(Data records)
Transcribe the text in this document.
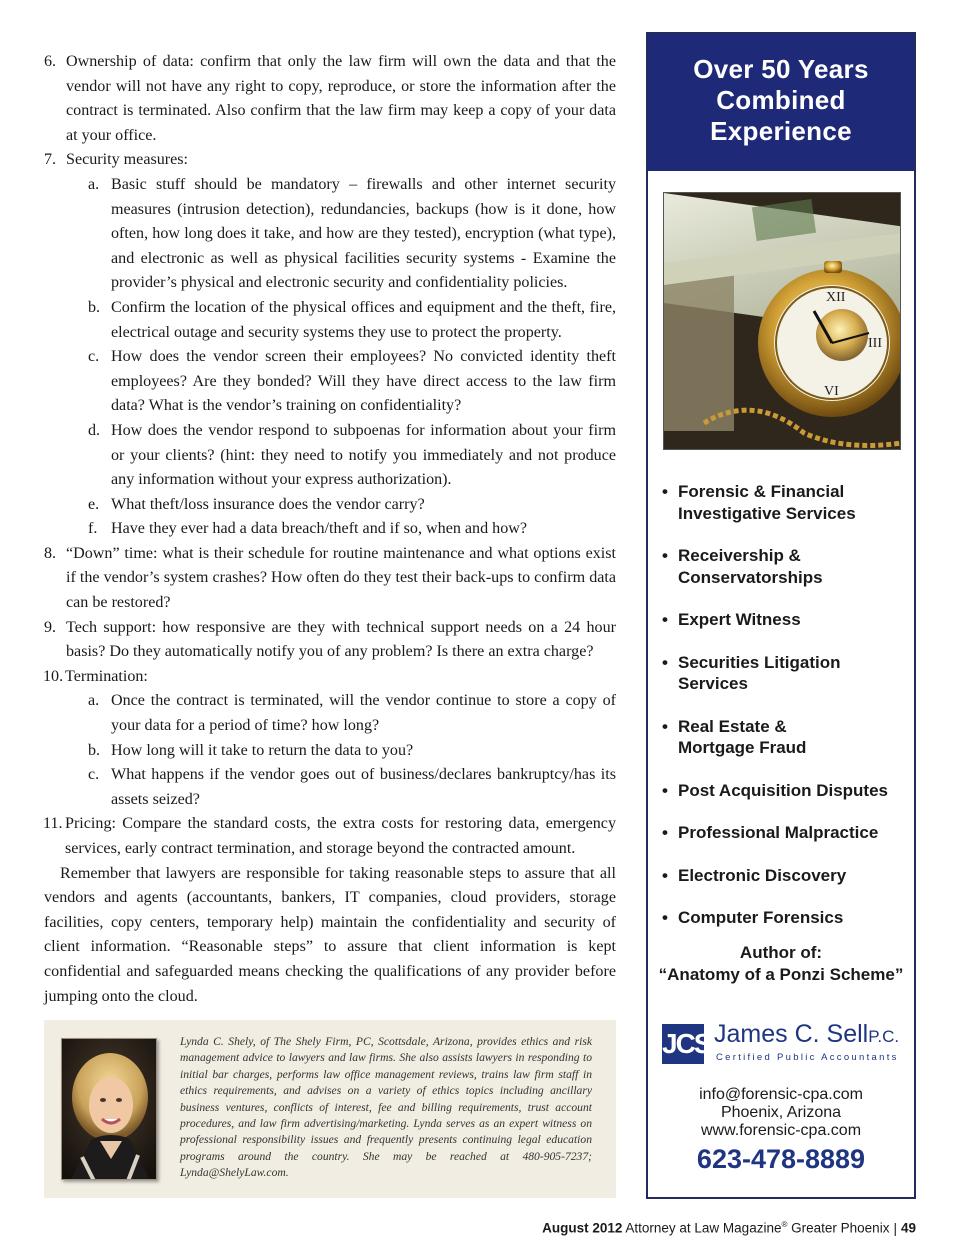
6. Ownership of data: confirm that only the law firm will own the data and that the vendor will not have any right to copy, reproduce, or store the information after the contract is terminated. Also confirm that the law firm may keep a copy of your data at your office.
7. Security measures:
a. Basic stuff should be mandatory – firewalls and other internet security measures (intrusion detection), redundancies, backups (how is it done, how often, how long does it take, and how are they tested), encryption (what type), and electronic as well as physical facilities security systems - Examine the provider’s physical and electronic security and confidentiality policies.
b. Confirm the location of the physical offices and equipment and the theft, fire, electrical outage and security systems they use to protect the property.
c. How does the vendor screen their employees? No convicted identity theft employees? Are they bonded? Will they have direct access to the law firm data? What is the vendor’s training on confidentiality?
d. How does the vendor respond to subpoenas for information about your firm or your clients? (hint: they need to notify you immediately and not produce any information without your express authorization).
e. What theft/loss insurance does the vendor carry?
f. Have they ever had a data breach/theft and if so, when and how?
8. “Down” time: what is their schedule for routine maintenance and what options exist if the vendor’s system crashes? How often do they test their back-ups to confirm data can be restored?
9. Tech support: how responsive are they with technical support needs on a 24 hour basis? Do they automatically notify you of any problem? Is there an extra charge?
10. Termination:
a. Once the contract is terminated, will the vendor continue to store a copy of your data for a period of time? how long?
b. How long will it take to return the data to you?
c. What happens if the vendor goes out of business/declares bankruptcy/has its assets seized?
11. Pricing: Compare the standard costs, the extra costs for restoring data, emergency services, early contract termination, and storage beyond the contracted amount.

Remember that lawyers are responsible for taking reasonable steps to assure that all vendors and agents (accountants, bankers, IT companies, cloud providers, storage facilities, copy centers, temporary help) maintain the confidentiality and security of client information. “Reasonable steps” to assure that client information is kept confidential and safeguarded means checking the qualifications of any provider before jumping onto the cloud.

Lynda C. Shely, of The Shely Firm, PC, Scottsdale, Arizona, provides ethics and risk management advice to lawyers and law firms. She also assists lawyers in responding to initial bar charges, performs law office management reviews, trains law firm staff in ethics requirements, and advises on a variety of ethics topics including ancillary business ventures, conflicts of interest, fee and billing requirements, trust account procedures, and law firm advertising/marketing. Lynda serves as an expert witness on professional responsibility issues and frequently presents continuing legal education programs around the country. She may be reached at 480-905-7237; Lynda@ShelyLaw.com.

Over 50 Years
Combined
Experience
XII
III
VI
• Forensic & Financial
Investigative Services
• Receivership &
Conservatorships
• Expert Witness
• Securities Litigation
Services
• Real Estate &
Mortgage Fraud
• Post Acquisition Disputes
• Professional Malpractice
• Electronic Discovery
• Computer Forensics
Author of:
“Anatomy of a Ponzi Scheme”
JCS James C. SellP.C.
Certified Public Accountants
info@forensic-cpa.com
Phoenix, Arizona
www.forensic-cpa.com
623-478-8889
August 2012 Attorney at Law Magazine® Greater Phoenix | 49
==
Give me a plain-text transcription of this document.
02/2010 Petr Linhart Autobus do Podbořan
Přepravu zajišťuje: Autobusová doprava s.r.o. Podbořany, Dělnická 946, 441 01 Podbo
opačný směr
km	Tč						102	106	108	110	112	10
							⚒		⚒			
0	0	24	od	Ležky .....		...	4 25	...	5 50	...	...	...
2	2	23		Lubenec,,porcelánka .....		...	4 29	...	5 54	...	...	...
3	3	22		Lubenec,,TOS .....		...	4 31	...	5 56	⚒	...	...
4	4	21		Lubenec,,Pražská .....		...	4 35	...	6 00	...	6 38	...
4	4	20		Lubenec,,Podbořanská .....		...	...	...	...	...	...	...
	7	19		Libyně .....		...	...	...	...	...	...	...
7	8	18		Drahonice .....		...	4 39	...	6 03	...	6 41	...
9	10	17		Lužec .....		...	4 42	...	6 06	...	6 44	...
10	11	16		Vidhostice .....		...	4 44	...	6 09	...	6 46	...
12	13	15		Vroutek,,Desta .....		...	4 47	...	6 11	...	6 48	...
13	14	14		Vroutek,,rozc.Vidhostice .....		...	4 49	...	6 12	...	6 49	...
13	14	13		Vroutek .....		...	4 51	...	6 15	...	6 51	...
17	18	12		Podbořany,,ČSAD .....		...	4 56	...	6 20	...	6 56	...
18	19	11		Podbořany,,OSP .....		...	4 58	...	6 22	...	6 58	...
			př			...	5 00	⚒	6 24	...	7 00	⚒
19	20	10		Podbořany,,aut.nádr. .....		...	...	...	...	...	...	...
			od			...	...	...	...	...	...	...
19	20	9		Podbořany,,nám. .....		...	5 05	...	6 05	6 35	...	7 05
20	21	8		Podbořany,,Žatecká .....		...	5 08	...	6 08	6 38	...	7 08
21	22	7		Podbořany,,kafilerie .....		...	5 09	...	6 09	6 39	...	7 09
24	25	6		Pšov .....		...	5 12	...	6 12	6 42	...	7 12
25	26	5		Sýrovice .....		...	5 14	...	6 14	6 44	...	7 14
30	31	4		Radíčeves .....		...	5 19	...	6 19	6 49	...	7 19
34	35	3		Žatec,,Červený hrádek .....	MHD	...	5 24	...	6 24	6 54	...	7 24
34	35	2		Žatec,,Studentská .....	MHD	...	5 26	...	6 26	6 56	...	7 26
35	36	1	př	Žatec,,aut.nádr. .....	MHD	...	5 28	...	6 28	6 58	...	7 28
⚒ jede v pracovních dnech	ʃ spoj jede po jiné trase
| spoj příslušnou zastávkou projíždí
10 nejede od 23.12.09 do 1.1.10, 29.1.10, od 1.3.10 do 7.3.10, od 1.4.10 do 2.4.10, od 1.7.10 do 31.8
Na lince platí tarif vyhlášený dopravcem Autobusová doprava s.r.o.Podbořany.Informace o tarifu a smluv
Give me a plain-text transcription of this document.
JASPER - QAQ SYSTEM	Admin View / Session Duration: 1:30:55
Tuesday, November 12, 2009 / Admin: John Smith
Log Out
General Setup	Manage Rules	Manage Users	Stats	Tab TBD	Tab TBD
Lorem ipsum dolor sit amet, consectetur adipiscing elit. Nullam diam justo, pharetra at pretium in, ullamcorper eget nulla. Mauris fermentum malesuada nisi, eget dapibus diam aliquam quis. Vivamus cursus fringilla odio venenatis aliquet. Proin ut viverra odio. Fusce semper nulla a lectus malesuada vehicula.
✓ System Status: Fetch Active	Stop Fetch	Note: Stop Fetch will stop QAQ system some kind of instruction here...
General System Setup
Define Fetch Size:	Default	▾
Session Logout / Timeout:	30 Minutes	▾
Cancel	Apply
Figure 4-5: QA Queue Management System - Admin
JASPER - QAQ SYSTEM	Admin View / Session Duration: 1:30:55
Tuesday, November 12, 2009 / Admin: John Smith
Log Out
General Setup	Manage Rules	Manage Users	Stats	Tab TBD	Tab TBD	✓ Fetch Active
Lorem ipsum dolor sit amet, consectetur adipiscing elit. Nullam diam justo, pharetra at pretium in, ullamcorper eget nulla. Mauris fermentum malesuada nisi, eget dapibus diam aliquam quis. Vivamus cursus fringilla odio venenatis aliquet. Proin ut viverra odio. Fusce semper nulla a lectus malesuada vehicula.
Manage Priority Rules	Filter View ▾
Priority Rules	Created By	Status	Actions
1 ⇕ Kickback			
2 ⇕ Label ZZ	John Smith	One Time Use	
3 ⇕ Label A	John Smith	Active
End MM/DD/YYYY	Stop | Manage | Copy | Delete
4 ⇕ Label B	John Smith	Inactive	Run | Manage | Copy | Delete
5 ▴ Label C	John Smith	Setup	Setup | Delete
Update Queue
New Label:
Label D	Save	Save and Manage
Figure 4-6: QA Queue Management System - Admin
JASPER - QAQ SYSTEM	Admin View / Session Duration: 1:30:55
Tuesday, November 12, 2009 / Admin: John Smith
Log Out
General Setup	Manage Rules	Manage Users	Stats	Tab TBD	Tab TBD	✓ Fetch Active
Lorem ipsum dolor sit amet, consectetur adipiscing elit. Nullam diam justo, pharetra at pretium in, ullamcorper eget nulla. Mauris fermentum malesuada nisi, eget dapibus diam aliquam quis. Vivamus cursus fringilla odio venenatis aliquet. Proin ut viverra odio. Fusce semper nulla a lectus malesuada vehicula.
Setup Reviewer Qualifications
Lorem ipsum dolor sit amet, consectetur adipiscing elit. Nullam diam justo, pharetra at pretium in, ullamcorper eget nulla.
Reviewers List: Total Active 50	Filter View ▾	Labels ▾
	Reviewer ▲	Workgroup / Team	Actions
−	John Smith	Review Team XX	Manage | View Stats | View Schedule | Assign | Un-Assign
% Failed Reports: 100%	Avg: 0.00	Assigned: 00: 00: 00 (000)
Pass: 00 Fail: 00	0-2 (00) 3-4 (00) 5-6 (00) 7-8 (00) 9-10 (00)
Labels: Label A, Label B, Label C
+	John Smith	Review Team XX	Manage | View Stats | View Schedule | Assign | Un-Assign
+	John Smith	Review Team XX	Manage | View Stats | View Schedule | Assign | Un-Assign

→ Aim of the exercise
Copy all lines from the material that hold "notify".

→ Worked solution
d. How does the vendor respond to subpoenas for information about your firm or your clients? (hint: they need to notify you immediately and not produce any information without your express authorization).
9. Tech support: how responsive are they with technical support needs on a 24 hour basis? Do they automatically notify you of any problem? Is there an extra charge?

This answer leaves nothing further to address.